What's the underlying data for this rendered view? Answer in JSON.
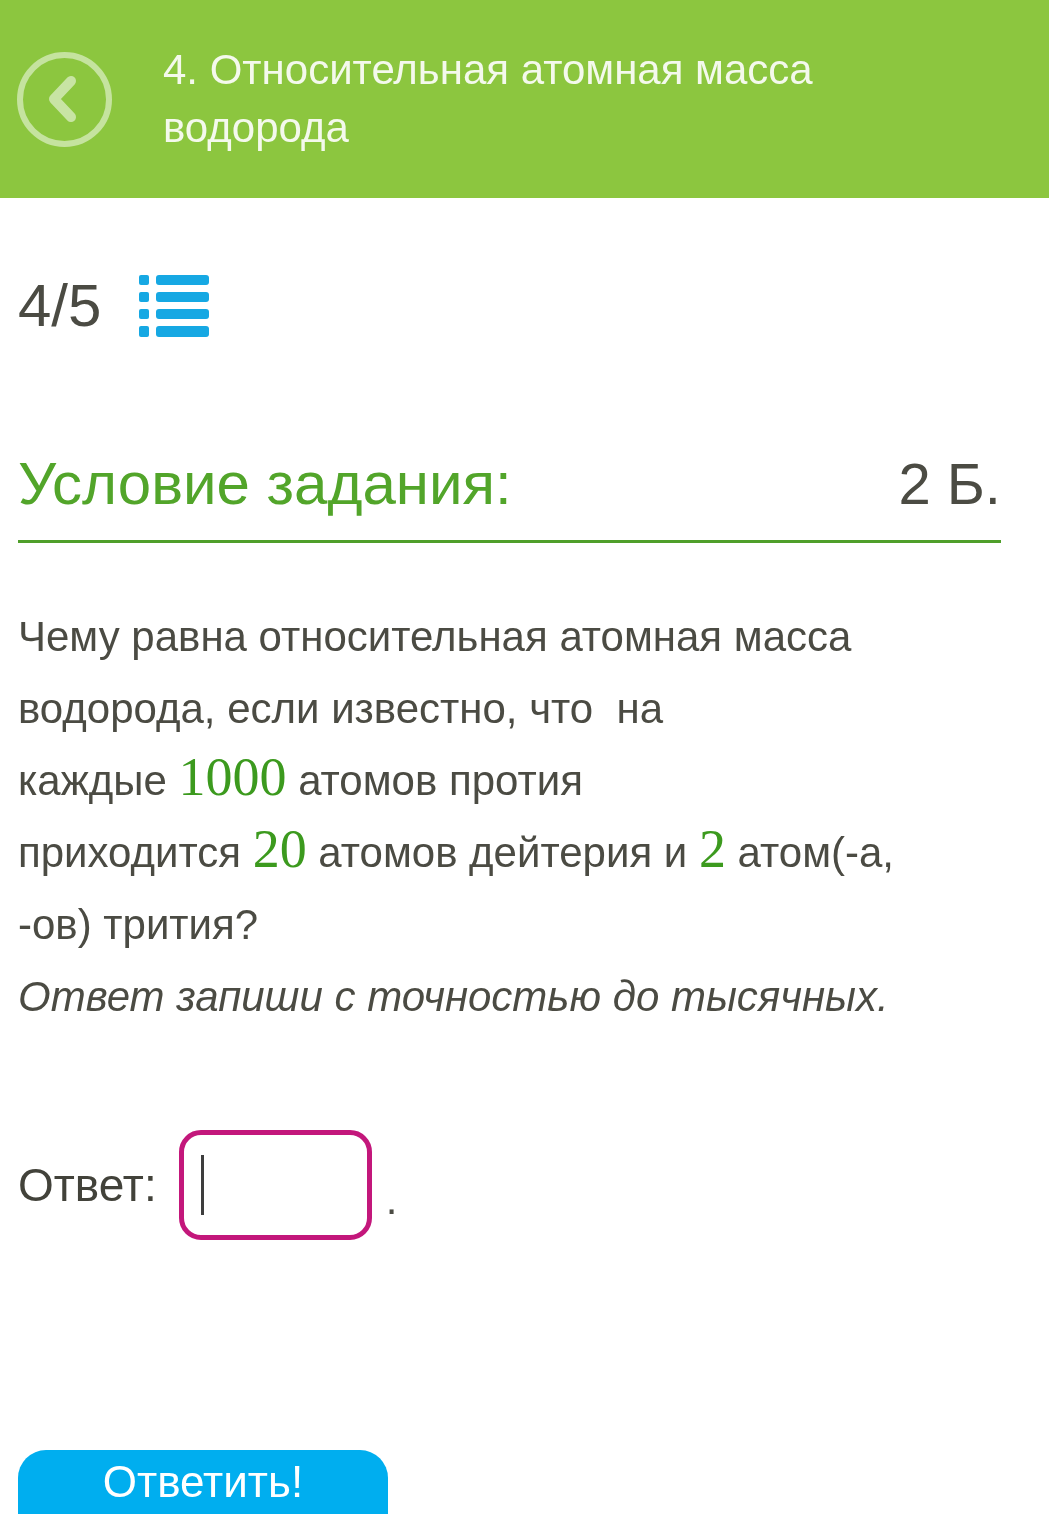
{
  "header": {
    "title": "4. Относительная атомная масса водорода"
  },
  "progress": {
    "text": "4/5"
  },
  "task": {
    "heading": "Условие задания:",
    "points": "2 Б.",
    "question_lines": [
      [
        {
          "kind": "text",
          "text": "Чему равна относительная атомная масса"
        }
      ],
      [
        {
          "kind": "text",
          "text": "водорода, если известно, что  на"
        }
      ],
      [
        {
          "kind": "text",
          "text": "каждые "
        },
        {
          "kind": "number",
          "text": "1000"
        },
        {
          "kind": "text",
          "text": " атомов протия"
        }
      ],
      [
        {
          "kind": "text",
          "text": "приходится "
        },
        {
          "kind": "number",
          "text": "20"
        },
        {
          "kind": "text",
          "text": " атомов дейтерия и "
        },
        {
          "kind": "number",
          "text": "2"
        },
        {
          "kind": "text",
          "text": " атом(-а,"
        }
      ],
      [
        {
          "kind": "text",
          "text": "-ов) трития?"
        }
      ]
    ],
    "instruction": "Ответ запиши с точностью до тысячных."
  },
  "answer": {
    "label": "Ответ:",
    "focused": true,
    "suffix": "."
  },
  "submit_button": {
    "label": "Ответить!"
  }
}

==

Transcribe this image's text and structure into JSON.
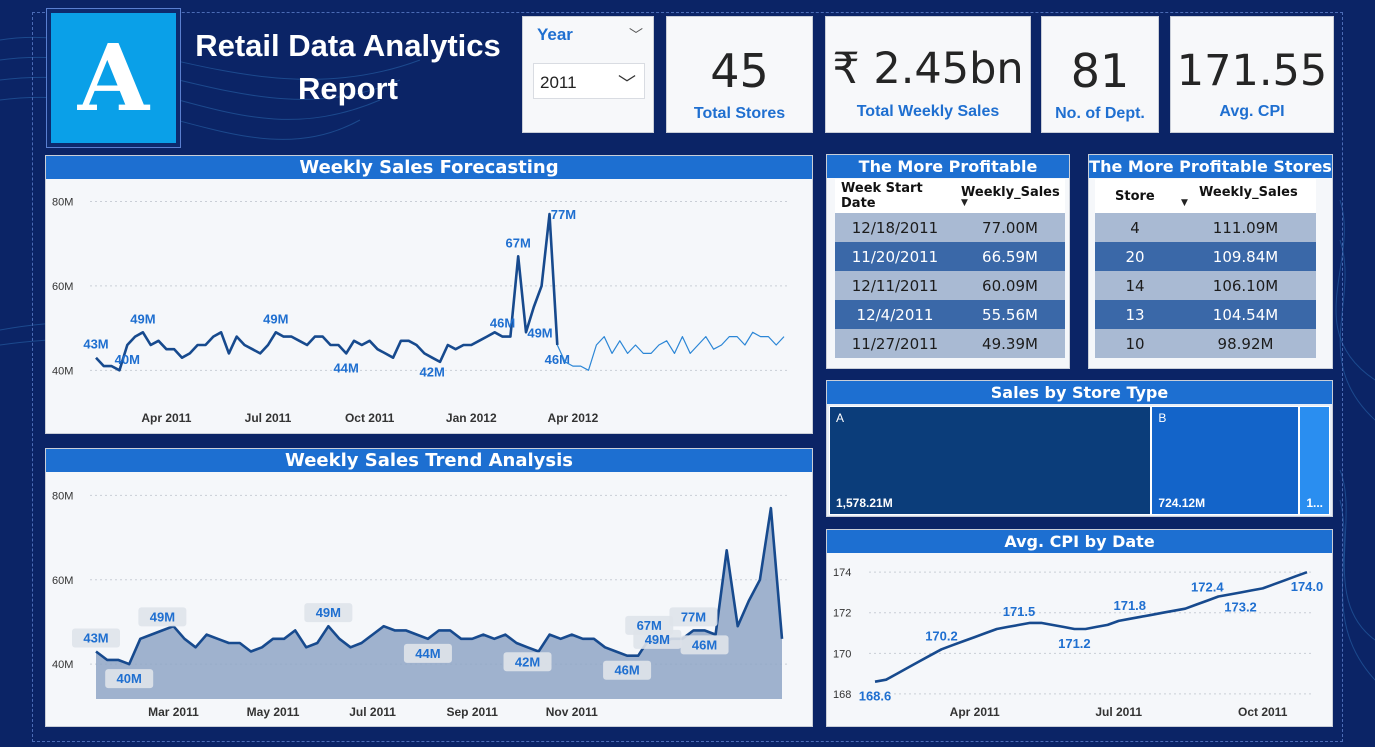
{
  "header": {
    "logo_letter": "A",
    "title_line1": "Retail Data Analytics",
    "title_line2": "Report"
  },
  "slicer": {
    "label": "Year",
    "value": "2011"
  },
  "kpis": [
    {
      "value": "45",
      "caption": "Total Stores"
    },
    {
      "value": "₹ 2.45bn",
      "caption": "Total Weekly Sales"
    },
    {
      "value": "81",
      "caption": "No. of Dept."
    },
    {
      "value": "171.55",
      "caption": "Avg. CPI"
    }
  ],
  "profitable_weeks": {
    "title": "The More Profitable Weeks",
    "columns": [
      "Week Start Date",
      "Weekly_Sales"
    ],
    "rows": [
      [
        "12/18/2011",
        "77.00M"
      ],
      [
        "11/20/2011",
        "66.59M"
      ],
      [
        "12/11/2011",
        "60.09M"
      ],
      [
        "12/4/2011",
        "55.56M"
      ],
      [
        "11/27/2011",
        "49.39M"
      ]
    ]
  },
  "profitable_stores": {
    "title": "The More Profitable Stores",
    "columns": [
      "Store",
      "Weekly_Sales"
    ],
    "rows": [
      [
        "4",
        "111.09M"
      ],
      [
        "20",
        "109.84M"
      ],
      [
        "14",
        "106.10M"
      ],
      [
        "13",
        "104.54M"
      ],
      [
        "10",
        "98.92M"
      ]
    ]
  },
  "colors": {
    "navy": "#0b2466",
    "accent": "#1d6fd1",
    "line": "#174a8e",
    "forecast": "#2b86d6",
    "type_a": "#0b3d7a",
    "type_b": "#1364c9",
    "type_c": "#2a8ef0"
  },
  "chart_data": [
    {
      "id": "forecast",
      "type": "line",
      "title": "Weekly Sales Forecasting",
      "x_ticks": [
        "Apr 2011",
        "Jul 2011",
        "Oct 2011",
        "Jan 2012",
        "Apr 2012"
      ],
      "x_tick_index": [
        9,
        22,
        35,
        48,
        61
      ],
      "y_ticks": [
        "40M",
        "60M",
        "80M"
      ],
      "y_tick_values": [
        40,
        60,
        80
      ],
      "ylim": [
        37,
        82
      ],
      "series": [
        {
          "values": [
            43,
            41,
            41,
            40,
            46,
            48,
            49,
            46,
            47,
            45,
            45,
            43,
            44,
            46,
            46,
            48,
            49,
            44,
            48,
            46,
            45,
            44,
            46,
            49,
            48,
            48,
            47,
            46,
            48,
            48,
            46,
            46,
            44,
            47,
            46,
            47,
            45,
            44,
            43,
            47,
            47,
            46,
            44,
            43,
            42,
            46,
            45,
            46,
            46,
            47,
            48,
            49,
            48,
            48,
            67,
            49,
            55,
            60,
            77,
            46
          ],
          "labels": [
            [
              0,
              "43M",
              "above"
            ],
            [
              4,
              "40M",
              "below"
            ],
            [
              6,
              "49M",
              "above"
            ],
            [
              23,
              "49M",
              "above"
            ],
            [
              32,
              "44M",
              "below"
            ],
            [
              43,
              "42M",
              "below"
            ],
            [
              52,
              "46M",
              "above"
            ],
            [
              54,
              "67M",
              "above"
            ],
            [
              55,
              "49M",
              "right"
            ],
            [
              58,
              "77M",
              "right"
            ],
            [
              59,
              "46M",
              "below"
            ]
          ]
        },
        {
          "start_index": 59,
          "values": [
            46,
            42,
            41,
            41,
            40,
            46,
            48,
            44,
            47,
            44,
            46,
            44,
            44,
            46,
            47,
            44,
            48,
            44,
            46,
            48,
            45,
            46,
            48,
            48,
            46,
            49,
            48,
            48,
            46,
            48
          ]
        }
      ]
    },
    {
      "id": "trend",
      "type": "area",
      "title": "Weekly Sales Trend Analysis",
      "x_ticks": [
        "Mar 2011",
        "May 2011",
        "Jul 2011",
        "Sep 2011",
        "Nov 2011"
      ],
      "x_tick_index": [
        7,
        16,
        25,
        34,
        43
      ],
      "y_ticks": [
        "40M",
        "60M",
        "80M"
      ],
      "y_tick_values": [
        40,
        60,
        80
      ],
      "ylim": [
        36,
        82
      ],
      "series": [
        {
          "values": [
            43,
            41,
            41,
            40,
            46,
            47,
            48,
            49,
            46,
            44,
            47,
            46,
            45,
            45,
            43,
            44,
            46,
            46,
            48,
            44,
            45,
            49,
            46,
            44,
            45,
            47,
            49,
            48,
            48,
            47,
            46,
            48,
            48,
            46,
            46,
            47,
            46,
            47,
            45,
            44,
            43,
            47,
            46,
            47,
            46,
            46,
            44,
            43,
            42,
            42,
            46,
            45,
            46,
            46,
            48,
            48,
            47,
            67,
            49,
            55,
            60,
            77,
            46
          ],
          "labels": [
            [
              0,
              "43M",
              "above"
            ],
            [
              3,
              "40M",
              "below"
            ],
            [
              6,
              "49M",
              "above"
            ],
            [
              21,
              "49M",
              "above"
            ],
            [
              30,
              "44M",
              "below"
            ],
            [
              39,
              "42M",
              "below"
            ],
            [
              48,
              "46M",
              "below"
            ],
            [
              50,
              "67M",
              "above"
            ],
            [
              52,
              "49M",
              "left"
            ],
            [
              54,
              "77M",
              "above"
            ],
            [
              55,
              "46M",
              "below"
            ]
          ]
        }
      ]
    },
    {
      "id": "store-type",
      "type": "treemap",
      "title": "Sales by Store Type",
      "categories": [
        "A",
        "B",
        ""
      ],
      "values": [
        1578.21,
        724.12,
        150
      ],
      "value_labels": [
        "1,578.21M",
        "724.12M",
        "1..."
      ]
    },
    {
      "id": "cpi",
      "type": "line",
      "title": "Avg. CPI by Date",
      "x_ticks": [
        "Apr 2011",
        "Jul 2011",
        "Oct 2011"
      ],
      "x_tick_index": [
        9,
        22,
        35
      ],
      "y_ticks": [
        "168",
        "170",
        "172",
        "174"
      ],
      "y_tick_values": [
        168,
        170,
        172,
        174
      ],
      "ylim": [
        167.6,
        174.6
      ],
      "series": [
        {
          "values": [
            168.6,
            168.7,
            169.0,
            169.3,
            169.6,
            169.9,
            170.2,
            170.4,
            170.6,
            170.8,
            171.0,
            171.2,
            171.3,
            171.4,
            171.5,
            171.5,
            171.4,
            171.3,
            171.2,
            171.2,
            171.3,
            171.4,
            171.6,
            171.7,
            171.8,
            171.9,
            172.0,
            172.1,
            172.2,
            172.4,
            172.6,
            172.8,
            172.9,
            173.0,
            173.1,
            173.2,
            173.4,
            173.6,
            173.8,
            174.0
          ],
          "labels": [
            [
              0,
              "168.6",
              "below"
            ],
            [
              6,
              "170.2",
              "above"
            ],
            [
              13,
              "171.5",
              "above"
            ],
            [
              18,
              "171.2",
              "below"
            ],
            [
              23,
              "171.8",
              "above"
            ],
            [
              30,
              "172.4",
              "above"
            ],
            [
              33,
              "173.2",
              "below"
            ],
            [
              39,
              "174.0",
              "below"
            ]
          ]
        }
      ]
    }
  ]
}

...

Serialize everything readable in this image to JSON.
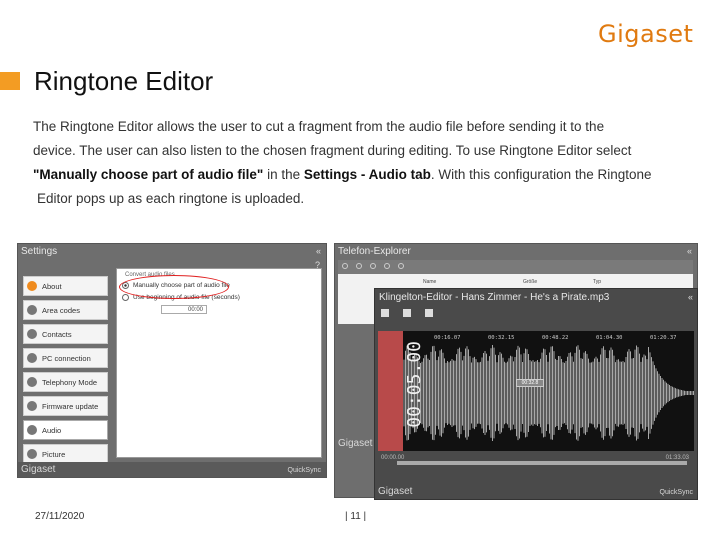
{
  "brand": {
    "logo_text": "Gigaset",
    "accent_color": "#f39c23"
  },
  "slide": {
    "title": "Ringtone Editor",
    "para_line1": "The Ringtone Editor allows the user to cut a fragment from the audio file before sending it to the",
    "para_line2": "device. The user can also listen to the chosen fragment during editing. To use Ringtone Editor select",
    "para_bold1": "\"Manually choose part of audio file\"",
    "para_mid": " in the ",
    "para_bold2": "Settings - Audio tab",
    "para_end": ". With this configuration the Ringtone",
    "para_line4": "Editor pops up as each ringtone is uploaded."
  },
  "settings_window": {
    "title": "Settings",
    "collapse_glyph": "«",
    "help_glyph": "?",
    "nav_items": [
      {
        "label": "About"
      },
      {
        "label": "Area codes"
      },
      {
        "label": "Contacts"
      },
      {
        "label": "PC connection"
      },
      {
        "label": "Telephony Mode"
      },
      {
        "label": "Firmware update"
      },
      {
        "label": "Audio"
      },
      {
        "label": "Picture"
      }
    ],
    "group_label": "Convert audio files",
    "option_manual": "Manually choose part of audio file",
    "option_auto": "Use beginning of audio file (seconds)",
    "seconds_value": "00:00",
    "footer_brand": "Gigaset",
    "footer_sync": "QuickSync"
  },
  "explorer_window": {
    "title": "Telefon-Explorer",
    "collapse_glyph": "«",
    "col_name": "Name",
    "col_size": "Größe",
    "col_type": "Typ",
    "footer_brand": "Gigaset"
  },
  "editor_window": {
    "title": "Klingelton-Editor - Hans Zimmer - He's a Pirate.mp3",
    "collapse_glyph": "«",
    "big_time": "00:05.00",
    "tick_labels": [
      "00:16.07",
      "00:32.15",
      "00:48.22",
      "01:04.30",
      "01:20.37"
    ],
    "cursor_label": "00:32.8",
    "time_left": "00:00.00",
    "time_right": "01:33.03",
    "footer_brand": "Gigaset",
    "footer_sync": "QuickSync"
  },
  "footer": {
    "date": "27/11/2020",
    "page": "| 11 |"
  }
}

**Work to be completed:** Search the records for the word "масса". Copy every line that has it.

**Exercise solution:**
    "title": "4. Относительная атомная масса водорода"
          "text": "Чему равна относительная атомная масса"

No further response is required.